begin EXERCISE MATERIAL

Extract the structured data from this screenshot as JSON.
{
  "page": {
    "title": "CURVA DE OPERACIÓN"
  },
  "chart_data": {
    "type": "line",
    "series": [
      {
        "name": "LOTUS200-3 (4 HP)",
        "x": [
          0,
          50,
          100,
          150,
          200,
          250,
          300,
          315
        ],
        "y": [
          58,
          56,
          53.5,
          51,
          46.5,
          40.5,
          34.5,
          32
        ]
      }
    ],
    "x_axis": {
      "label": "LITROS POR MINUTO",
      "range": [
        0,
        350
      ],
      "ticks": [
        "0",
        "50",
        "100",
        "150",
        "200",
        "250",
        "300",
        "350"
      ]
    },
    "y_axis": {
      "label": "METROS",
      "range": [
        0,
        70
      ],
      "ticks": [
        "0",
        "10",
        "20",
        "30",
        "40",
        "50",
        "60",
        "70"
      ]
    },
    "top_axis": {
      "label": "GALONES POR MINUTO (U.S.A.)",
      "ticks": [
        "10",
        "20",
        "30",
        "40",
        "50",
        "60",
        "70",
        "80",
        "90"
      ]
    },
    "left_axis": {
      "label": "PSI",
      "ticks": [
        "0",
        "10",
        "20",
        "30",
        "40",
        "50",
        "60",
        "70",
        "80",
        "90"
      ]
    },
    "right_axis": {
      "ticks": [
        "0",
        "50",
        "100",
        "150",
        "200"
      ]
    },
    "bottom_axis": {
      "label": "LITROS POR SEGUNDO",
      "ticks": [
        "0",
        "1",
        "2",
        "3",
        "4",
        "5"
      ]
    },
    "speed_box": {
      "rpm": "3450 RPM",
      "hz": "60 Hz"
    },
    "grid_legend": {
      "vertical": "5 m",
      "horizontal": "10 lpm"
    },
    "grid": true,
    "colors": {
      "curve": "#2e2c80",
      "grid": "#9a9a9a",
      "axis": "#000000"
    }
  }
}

end EXERCISE MATERIAL

**EXERCISE PROMPT:**
State, as a bare number, how many lines of the listing hold the word "MINUTO".

**OUTPUT FOR THIS TASK:**
2